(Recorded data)
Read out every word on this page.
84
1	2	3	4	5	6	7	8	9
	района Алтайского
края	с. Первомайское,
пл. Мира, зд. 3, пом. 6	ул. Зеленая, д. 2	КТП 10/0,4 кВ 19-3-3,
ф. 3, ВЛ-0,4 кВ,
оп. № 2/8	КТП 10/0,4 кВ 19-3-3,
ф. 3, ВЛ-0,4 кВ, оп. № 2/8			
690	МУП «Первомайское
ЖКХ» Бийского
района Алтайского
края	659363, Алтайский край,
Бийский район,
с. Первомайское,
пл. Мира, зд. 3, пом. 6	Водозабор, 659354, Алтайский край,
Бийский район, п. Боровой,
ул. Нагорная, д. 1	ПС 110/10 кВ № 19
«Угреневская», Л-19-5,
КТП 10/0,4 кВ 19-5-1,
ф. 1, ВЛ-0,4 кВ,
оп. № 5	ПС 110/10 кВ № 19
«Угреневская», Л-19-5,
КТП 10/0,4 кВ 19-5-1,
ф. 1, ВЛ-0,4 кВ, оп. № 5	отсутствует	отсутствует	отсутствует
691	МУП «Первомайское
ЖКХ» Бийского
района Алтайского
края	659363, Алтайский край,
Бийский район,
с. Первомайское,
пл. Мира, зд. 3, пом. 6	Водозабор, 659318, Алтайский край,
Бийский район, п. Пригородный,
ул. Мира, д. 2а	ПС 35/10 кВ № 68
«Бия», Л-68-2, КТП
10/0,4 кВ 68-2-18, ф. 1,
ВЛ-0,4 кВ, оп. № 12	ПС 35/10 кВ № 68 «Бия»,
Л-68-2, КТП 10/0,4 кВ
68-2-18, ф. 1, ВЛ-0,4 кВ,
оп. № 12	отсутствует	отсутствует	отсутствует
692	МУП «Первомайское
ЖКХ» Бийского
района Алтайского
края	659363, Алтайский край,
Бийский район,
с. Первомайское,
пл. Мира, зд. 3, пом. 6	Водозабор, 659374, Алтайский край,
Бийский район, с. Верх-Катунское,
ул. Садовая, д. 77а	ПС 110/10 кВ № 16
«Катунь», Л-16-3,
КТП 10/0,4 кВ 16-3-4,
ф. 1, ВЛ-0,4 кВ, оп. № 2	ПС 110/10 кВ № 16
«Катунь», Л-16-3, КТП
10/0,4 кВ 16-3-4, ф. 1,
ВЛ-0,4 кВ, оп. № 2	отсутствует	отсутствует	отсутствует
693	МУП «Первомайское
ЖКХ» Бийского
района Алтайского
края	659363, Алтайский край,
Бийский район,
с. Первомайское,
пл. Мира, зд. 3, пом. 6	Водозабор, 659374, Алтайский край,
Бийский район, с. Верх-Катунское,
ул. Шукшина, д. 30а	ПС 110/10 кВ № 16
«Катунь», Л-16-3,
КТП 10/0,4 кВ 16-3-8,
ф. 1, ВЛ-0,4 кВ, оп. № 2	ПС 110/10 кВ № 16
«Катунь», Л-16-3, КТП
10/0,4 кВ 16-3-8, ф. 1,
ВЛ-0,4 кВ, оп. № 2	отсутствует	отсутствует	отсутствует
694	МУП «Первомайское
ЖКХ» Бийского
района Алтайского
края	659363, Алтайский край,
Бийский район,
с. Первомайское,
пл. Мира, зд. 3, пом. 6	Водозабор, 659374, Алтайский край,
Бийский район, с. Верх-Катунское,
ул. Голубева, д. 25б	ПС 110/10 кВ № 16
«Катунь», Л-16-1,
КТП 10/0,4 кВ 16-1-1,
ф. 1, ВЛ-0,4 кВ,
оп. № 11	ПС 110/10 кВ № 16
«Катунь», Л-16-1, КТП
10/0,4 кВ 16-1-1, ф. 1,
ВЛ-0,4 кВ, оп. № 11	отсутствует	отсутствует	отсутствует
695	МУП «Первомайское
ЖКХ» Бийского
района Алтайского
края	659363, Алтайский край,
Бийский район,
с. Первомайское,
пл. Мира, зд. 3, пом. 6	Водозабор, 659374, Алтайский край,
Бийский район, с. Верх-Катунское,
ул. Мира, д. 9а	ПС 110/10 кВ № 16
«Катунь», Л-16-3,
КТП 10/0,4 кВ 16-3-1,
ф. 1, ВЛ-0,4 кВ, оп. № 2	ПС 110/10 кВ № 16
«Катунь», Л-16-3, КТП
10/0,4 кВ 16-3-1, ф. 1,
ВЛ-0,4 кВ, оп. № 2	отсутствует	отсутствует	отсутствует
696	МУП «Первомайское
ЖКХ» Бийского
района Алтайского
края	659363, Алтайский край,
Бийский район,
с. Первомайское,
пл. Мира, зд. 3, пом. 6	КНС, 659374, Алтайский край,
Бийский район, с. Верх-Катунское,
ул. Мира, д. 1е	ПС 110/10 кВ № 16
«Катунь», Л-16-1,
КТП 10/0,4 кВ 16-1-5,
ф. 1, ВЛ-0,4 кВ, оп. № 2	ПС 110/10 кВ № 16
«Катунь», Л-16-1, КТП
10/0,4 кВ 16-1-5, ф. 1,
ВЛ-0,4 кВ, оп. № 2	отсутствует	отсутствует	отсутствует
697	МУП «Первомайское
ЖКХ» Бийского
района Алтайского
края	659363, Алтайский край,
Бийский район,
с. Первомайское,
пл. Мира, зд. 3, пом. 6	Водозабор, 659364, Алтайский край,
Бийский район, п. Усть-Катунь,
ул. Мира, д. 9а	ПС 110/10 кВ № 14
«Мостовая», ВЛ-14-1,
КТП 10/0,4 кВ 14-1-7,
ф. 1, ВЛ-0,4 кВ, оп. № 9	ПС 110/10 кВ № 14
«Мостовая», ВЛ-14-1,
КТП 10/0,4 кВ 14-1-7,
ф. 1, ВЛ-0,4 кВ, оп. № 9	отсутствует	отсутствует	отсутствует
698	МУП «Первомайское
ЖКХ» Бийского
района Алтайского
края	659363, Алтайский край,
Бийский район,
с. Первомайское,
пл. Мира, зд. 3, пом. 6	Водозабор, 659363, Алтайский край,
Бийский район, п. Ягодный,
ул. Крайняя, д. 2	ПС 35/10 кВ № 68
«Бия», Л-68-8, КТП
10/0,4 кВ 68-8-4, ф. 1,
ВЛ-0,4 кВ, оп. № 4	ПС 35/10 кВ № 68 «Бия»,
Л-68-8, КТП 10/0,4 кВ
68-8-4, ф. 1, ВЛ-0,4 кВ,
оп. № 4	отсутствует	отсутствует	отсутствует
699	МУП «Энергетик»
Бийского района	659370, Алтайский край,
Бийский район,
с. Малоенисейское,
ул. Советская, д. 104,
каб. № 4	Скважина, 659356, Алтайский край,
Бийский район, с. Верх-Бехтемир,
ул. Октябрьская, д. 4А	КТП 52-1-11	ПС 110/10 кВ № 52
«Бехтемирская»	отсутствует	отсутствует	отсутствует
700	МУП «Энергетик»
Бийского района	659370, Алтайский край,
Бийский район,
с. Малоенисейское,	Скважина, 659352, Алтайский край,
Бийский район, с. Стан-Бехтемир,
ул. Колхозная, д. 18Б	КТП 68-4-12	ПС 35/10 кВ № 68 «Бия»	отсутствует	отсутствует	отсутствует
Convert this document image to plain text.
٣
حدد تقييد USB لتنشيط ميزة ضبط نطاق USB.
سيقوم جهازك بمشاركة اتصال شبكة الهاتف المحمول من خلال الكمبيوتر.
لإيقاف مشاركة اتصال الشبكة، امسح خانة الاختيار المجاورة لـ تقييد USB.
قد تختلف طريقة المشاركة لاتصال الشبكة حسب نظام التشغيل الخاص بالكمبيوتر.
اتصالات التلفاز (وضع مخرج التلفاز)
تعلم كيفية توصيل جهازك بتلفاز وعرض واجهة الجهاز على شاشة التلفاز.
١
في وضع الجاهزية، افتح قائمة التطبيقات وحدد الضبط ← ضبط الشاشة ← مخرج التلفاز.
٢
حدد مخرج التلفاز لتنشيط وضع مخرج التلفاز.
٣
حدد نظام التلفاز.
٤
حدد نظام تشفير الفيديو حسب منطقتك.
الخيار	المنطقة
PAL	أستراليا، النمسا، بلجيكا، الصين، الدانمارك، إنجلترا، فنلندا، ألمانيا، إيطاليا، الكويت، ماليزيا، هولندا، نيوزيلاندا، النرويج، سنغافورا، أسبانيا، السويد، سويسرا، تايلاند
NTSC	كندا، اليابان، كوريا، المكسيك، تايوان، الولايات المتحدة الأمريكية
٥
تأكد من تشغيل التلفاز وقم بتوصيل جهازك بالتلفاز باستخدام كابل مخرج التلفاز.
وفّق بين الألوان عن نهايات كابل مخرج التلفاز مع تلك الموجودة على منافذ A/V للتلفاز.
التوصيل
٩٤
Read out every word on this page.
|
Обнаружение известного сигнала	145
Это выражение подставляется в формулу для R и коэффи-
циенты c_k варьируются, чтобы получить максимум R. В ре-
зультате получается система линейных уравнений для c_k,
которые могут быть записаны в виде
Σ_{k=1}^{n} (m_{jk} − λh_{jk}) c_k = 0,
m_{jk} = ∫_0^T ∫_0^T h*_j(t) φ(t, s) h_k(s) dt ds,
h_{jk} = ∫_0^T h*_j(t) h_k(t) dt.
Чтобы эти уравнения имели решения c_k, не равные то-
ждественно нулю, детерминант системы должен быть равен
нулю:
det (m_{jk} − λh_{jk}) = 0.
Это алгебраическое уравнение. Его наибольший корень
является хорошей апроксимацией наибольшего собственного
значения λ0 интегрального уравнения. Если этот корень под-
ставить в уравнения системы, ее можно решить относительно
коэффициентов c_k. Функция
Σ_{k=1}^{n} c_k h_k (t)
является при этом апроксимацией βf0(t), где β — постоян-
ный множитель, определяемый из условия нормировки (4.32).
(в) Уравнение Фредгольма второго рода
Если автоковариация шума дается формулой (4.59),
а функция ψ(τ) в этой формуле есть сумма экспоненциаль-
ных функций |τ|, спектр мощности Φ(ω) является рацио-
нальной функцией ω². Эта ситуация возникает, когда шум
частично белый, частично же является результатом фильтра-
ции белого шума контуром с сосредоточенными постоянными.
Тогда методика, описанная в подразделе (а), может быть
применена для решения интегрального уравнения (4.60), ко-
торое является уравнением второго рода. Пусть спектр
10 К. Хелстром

- **Objective**: Look over the records above and copy each line that includes the string "отсутствует".

- **Task result**:
ф. 1, ВЛ-0,4 кВ, оп. № 5	отсутствует	отсутствует	отсутствует
оп. № 12	отсутствует	отсутствует	отсутствует
ВЛ-0,4 кВ, оп. № 2	отсутствует	отсутствует	отсутствует
ВЛ-0,4 кВ, оп. № 2	отсутствует	отсутствует	отсутствует
ВЛ-0,4 кВ, оп. № 11	отсутствует	отсутствует	отсутствует
ВЛ-0,4 кВ, оп. № 2	отсутствует	отсутствует	отсутствует
ВЛ-0,4 кВ, оп. № 2	отсутствует	отсутствует	отсутствует
ф. 1, ВЛ-0,4 кВ, оп. № 9	отсутствует	отсутствует	отсутствует
оп. № 4	отсутствует	отсутствует	отсутствует
«Бехтемирская»	отсутствует	отсутствует	отсутствует
ул. Колхозная, д. 18Б	КТП 68-4-12	ПС 35/10 кВ № 68 «Бия»	отсутствует	отсутствует	отсутствует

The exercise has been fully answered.